§ **Short problem**: Search the entries for the word "from" and pull out each line that has it.

§ **Raw data**:
-----
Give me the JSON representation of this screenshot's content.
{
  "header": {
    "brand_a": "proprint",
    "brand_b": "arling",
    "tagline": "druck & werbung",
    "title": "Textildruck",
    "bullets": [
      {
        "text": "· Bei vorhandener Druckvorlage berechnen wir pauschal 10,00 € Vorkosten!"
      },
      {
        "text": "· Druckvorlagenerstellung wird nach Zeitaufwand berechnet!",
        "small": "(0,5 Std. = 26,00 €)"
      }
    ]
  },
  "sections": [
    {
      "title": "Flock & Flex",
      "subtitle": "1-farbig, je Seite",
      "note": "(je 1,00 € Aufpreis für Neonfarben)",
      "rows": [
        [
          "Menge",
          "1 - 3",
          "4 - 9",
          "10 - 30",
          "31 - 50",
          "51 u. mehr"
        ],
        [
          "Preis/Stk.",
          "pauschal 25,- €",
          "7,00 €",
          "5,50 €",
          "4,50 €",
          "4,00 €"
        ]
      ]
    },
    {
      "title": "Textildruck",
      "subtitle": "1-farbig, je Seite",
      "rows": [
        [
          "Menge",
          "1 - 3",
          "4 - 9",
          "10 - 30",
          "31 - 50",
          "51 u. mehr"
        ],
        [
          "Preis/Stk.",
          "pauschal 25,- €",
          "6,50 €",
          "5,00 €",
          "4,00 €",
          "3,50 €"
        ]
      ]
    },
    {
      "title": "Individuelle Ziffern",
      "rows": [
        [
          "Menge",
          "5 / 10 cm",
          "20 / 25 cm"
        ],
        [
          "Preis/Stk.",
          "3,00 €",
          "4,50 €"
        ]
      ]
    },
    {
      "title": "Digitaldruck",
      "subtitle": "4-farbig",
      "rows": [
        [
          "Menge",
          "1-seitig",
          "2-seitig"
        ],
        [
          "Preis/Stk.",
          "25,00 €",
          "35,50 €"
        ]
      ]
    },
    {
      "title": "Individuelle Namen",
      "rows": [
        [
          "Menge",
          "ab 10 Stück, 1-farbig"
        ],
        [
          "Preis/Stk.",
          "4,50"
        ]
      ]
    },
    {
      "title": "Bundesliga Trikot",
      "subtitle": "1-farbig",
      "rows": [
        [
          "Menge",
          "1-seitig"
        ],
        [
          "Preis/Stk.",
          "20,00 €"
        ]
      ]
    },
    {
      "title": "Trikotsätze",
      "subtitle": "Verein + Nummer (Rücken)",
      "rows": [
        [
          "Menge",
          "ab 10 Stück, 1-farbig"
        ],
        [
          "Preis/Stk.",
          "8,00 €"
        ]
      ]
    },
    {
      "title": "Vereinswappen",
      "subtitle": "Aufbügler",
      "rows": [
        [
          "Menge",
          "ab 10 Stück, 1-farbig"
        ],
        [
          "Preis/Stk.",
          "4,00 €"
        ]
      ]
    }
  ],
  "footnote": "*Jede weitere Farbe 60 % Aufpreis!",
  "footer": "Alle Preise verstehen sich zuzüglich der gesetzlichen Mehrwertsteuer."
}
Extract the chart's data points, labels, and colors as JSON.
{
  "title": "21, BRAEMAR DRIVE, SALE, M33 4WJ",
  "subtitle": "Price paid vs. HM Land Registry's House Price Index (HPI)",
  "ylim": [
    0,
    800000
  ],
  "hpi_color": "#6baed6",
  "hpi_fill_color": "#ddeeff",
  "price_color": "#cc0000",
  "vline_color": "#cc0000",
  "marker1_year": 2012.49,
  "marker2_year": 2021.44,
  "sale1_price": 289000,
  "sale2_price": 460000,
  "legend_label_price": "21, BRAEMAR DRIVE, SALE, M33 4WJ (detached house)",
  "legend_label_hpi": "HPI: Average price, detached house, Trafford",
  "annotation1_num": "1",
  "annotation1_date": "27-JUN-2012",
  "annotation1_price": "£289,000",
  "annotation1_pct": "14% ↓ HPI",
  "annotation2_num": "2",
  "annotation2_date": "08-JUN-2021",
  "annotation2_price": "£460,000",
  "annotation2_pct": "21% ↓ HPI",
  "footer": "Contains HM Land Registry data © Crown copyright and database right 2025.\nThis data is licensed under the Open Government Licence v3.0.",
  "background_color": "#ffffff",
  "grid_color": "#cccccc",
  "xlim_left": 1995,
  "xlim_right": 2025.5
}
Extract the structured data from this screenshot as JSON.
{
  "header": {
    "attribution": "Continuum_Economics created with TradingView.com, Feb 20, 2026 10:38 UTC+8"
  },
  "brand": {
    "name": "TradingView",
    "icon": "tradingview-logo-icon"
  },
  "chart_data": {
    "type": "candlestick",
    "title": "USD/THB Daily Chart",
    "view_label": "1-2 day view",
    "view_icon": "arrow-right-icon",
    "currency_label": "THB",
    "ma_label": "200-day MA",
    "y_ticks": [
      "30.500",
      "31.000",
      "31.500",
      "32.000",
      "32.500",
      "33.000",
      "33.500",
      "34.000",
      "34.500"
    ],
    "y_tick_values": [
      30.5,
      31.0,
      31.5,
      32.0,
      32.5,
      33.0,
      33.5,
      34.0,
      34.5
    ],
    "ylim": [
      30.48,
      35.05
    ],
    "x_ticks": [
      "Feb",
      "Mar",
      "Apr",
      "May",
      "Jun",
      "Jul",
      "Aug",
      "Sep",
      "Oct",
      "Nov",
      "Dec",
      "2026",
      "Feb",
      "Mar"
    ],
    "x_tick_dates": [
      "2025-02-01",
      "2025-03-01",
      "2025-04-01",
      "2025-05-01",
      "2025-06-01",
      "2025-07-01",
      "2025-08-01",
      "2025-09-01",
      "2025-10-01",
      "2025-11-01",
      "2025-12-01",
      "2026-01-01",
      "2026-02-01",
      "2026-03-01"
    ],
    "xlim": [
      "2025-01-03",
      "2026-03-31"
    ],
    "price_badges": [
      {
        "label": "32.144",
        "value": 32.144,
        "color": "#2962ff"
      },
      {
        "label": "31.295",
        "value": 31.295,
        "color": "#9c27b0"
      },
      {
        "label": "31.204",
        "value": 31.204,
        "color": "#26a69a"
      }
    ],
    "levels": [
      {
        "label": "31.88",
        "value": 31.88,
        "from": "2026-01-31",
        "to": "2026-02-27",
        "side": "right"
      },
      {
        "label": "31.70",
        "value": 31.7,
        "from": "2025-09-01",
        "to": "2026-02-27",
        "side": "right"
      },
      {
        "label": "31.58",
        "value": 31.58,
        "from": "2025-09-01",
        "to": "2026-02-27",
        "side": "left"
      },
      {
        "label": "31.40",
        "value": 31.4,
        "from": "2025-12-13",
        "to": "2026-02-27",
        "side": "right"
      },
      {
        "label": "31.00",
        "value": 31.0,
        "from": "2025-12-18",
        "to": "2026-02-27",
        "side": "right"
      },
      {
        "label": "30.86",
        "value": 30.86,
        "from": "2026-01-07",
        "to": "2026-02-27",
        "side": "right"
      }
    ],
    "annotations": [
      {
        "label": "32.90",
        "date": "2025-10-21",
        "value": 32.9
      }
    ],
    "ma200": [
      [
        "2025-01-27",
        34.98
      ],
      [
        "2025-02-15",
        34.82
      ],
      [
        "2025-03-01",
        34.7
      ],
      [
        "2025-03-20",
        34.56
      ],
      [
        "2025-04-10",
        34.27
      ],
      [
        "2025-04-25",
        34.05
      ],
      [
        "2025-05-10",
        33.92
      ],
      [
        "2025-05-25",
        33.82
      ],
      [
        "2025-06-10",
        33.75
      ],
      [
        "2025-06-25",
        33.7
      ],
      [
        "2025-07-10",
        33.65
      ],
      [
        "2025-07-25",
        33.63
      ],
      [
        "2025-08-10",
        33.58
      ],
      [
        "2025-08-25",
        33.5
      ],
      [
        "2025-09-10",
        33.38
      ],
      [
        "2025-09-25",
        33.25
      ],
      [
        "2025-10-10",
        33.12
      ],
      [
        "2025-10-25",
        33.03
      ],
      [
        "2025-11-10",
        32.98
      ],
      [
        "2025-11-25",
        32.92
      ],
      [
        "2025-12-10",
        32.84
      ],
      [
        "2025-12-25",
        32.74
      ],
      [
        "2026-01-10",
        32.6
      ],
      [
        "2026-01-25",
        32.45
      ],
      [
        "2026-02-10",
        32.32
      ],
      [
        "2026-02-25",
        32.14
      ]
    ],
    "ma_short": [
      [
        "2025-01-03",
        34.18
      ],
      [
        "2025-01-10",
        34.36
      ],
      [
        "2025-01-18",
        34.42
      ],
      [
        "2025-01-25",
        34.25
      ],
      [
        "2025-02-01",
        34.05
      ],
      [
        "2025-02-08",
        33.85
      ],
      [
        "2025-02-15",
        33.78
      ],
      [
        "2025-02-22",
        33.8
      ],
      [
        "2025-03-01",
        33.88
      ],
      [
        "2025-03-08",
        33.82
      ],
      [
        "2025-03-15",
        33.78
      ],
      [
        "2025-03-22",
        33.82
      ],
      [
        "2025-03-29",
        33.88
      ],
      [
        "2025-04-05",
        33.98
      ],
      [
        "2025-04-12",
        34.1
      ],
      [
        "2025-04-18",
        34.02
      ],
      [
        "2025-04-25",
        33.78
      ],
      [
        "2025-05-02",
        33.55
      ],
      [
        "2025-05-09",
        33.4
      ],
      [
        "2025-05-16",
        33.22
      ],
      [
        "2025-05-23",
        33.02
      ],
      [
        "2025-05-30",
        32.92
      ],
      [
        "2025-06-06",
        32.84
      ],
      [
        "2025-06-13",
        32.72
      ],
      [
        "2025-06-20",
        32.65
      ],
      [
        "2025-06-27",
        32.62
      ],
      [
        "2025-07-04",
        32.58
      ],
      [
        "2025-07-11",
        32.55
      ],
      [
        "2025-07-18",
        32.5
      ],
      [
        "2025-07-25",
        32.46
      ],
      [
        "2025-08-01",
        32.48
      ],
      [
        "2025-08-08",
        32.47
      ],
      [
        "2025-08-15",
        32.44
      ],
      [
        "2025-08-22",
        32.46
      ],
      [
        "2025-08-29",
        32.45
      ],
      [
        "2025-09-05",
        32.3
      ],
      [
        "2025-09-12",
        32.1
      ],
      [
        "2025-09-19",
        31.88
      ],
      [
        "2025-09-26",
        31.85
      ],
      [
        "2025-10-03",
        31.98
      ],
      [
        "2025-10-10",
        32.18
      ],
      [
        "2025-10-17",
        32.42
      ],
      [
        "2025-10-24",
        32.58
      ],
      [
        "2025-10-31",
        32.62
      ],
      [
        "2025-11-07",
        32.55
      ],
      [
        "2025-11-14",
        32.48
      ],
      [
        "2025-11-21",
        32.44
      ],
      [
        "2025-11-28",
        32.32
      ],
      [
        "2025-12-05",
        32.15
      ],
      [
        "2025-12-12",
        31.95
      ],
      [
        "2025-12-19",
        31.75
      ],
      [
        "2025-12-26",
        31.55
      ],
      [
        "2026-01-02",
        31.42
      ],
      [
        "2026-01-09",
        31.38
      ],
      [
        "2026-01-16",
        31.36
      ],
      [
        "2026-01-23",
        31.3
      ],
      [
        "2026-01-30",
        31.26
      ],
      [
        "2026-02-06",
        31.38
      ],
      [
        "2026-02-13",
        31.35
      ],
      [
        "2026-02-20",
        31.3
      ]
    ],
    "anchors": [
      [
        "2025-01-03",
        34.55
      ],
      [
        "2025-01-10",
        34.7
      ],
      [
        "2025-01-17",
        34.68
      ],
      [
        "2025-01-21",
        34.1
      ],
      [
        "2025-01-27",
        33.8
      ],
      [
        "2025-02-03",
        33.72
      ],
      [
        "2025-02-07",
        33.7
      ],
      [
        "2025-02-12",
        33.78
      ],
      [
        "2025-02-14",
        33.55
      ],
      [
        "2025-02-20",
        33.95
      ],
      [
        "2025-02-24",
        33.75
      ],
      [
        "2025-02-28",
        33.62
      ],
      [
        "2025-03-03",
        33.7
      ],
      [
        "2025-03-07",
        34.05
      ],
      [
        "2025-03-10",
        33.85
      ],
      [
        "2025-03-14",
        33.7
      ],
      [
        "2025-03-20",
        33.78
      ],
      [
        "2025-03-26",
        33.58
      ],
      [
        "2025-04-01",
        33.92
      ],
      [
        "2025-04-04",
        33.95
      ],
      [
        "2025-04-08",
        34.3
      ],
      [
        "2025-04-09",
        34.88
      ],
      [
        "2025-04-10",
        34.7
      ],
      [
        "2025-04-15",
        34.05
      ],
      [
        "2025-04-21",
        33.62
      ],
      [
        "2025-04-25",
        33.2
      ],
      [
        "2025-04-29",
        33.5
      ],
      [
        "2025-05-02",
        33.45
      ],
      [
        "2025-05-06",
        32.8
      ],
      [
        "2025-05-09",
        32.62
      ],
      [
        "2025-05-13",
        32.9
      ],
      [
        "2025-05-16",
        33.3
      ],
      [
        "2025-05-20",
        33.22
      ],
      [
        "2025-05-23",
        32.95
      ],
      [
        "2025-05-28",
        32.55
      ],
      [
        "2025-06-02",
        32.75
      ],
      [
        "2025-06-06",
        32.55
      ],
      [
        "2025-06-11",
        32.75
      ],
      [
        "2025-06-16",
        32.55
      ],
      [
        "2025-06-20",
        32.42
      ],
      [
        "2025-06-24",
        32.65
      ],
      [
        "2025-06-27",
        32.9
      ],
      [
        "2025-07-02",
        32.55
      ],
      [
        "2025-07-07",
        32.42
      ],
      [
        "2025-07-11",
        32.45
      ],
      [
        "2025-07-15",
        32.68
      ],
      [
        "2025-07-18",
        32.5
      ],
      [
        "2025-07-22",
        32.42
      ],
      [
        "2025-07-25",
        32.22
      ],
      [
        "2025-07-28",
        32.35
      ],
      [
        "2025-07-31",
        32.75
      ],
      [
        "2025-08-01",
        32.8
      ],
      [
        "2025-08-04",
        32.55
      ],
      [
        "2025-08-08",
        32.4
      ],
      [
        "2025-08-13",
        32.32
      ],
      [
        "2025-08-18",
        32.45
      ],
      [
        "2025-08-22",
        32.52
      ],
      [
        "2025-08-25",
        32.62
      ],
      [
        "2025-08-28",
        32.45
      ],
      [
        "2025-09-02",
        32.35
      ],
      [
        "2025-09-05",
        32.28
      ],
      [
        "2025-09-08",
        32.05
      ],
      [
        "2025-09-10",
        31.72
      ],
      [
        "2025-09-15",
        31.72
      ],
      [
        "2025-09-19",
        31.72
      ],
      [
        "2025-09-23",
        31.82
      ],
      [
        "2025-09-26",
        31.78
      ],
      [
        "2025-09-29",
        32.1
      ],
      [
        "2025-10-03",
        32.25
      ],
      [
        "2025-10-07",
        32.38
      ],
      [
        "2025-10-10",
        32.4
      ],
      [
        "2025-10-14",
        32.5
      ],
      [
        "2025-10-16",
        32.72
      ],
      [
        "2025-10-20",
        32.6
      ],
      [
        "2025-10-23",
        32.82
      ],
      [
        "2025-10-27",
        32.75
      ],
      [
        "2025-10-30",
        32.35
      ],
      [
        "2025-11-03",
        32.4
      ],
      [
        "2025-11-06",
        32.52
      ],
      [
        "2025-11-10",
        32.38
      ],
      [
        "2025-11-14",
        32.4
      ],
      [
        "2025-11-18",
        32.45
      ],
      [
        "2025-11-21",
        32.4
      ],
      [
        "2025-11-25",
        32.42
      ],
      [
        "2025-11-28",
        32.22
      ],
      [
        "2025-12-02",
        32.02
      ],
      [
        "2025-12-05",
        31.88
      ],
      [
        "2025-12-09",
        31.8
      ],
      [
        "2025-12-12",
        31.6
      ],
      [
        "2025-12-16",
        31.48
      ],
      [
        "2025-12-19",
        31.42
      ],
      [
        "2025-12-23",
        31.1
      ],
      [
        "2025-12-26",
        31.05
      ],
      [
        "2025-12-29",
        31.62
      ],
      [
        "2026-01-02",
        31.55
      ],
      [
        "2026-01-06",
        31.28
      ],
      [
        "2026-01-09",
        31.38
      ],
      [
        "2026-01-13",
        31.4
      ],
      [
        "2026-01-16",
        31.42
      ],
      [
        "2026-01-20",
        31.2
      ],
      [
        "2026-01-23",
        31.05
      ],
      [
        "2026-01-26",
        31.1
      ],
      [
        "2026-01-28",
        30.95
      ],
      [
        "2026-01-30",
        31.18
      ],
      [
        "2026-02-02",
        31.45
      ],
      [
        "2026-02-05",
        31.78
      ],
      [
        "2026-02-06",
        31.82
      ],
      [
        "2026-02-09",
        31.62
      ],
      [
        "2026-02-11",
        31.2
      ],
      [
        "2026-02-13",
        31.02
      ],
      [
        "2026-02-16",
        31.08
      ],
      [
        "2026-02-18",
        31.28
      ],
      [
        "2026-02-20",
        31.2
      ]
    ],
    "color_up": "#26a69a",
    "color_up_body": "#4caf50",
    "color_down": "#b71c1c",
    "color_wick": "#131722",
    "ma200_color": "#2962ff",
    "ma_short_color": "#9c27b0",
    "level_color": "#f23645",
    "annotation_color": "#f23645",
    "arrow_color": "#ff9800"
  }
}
-----
§ **Answer to this problem**:
Extract the structured data from this screenshot as JSON.
        "from": "2026-01-31",
        "from": "2025-09-01",
        "from": "2025-09-01",
        "from": "2025-12-13",
        "from": "2025-12-18",
        "from": "2026-01-07",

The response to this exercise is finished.